[Stored items]

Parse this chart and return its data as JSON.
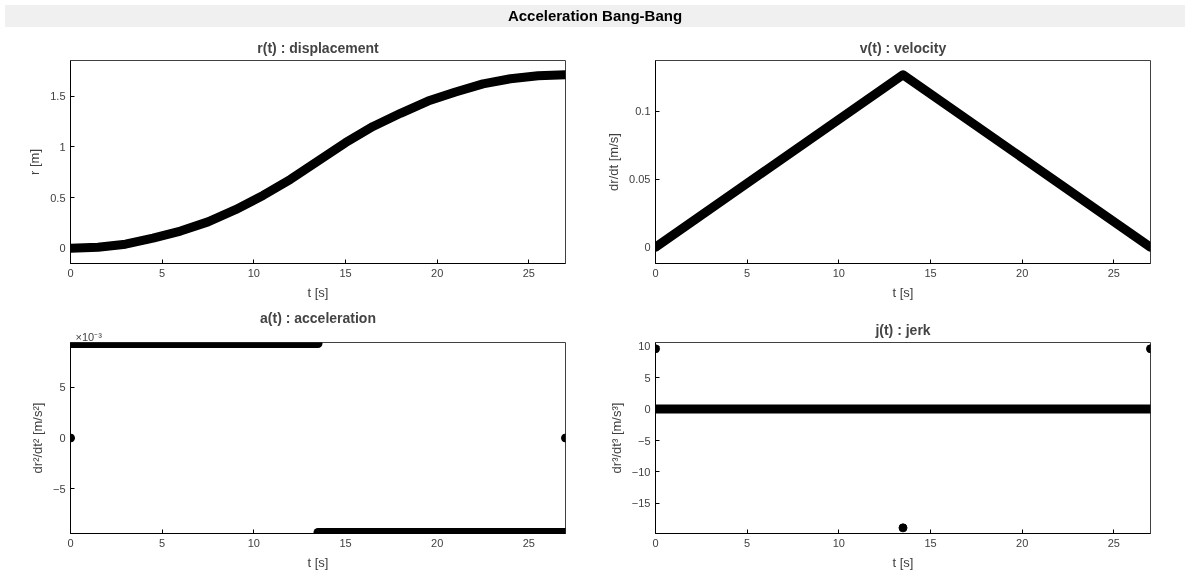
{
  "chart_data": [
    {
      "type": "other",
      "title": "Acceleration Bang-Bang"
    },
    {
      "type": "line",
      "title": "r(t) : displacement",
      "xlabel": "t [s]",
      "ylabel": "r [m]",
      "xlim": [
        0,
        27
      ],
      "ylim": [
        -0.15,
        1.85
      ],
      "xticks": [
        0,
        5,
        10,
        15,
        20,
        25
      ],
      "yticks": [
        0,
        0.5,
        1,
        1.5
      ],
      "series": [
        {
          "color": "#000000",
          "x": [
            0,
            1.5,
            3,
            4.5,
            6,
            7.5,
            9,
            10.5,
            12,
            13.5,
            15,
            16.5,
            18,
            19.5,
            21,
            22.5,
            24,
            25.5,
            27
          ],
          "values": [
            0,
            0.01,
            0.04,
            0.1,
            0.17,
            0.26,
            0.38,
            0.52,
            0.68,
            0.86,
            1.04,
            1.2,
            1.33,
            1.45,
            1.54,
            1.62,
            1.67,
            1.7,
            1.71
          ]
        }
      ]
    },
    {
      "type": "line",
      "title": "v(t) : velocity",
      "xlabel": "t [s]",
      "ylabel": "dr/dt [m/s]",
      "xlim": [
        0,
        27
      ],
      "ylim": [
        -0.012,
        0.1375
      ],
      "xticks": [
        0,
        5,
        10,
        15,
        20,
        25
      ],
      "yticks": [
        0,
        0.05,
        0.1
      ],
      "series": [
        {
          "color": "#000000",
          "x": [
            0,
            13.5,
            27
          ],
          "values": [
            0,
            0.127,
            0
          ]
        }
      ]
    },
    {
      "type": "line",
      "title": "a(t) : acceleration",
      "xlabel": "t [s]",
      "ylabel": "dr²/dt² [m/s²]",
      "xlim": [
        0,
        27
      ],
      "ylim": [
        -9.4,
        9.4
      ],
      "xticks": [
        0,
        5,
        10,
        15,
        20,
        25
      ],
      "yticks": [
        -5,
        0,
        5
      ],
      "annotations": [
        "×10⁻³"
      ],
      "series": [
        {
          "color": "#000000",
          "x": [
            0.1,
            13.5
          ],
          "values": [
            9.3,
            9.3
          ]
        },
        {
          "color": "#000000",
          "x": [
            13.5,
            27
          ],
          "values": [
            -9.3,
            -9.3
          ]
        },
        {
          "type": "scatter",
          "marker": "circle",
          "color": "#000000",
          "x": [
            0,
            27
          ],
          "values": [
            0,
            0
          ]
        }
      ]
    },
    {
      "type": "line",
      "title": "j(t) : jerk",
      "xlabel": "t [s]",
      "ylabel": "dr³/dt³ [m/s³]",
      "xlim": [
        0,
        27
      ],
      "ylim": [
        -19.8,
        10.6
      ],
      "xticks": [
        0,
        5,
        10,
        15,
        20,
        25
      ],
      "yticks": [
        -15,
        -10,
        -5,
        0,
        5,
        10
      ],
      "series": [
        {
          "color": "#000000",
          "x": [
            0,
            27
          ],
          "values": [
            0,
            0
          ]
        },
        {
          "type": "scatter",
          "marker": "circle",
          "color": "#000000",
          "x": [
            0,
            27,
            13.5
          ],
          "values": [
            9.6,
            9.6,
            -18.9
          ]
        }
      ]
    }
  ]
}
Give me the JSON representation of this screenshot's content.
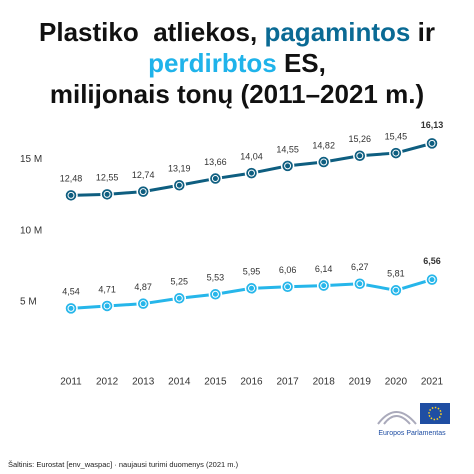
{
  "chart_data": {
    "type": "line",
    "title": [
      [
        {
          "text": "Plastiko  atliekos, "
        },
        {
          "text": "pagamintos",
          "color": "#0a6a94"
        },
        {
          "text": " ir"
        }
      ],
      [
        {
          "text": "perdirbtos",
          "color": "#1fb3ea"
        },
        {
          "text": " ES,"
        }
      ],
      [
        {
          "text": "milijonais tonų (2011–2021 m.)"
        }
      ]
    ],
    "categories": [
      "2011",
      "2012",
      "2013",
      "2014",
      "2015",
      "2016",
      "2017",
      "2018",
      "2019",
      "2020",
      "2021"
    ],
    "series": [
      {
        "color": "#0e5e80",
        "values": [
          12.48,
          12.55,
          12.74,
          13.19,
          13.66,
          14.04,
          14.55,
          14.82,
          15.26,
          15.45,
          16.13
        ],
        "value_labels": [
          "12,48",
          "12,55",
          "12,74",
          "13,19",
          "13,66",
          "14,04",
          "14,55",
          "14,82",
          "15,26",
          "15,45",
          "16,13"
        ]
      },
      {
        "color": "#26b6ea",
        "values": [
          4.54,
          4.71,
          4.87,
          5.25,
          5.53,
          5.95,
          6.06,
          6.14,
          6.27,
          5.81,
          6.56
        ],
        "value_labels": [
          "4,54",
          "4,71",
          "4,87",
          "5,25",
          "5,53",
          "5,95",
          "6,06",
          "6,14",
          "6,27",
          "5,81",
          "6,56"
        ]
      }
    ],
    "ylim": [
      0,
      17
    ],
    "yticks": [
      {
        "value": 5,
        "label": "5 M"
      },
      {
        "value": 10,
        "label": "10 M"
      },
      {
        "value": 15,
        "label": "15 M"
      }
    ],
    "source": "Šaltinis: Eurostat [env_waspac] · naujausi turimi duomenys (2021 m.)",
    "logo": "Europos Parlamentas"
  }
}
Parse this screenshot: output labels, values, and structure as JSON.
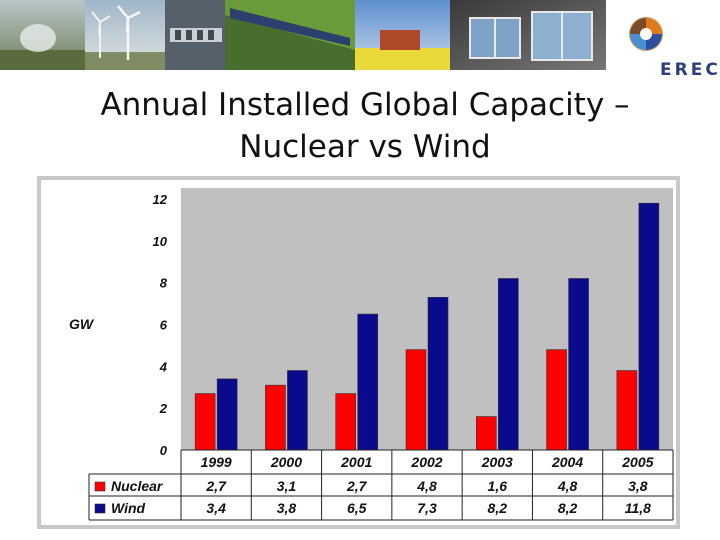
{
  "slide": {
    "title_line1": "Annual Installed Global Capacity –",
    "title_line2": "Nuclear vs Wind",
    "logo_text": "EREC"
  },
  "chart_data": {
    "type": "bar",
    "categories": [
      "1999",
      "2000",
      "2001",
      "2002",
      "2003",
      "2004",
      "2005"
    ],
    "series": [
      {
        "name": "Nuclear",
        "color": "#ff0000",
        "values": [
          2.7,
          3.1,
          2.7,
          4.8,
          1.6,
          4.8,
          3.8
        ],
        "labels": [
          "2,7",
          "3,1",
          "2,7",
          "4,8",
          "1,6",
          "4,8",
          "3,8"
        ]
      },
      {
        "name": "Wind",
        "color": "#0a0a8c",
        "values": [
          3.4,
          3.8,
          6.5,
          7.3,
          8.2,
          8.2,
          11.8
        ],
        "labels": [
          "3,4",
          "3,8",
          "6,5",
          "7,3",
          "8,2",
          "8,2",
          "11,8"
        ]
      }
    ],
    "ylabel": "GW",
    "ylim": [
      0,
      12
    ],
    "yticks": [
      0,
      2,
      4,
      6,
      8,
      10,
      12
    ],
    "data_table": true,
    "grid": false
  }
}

*YOUR TASK*.
Omit the pictures and print again exactly the lines from the one with "Parse this screenshot: output" through the final line of the entries, both ends included.

*SOLUTION TO THE EXERCISE*.
Parse this screenshot: output labels, values, and structure as JSON.
{
  "slide": {
    "title_line1": "Annual Installed Global Capacity –",
    "title_line2": "Nuclear vs Wind",
    "logo_text": "EREC"
  },
  "chart_data": {
    "type": "bar",
    "categories": [
      "1999",
      "2000",
      "2001",
      "2002",
      "2003",
      "2004",
      "2005"
    ],
    "series": [
      {
        "name": "Nuclear",
        "color": "#ff0000",
        "values": [
          2.7,
          3.1,
          2.7,
          4.8,
          1.6,
          4.8,
          3.8
        ],
        "labels": [
          "2,7",
          "3,1",
          "2,7",
          "4,8",
          "1,6",
          "4,8",
          "3,8"
        ]
      },
      {
        "name": "Wind",
        "color": "#0a0a8c",
        "values": [
          3.4,
          3.8,
          6.5,
          7.3,
          8.2,
          8.2,
          11.8
        ],
        "labels": [
          "3,4",
          "3,8",
          "6,5",
          "7,3",
          "8,2",
          "8,2",
          "11,8"
        ]
      }
    ],
    "ylabel": "GW",
    "ylim": [
      0,
      12
    ],
    "yticks": [
      0,
      2,
      4,
      6,
      8,
      10,
      12
    ],
    "data_table": true,
    "grid": false
  }
}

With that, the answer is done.